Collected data
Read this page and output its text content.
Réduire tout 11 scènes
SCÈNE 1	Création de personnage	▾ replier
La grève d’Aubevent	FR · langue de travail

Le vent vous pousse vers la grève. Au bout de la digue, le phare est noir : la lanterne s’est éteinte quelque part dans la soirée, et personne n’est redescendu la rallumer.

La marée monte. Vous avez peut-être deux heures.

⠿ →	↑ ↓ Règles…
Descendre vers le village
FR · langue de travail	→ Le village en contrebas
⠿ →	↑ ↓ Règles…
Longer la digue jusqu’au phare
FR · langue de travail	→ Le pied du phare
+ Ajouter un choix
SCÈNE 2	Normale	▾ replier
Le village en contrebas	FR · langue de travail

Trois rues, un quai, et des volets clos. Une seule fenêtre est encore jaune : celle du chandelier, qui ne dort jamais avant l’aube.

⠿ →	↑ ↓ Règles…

The task.
Count the lines of the data that include the string "travail", and give only that number.

Solution.
4